Goal of the exercise => Copy the data word for word, keeping every line.

Record list =>
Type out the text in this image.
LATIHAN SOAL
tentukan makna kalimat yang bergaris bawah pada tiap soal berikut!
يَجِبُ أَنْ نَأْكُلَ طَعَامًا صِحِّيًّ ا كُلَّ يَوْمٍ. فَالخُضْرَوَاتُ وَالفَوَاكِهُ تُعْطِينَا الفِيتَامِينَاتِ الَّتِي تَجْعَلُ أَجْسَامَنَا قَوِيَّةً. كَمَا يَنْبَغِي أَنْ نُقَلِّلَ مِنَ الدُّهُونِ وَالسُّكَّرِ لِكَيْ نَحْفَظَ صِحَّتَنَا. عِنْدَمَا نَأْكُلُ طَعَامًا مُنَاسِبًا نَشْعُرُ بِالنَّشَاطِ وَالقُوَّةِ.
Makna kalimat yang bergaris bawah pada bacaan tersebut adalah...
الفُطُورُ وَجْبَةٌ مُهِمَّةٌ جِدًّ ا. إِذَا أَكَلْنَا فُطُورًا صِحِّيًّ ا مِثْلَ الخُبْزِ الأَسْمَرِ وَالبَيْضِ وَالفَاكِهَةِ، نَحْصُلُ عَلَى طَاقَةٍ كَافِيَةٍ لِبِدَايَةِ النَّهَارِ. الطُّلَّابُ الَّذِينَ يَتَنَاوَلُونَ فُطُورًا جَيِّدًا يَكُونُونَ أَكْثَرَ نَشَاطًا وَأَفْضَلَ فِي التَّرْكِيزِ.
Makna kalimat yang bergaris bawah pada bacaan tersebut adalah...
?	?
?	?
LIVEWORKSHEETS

Expected answer =>
Type out the text in this image.
LATIHAN SOAL
tentukan makna kalimat yang bergaris bawah pada tiap soal berikut!
يَجِبُ أَنْ نَأْكُلَ طَعَامًا صِحِّيًّ ا كُلَّ يَوْمٍ. فَالخُضْرَوَاتُ وَالفَوَاكِهُ تُعْطِينَا الفِيتَامِينَاتِ الَّتِي تَجْعَلُ أَجْسَامَنَا قَوِيَّةً. كَمَا يَنْبَغِي أَنْ نُقَلِّلَ مِنَ الدُّهُونِ وَالسُّكَّرِ لِكَيْ نَحْفَظَ صِحَّتَنَا. عِنْدَمَا نَأْكُلُ طَعَامًا مُنَاسِبًا نَشْعُرُ بِالنَّشَاطِ وَالقُوَّةِ.
Makna kalimat yang bergaris bawah pada bacaan tersebut adalah...
الفُطُورُ وَجْبَةٌ مُهِمَّةٌ جِدًّ ا. إِذَا أَكَلْنَا فُطُورًا صِحِّيًّ ا مِثْلَ الخُبْزِ الأَسْمَرِ وَالبَيْضِ وَالفَاكِهَةِ، نَحْصُلُ عَلَى طَاقَةٍ كَافِيَةٍ لِبِدَايَةِ النَّهَارِ. الطُّلَّابُ الَّذِينَ يَتَنَاوَلُونَ فُطُورًا جَيِّدًا يَكُونُونَ أَكْثَرَ نَشَاطًا وَأَفْضَلَ فِي التَّرْكِيزِ.
Makna kalimat yang bergaris bawah pada bacaan tersebut adalah...
?	?
?	?
LIVEWORKSHEETS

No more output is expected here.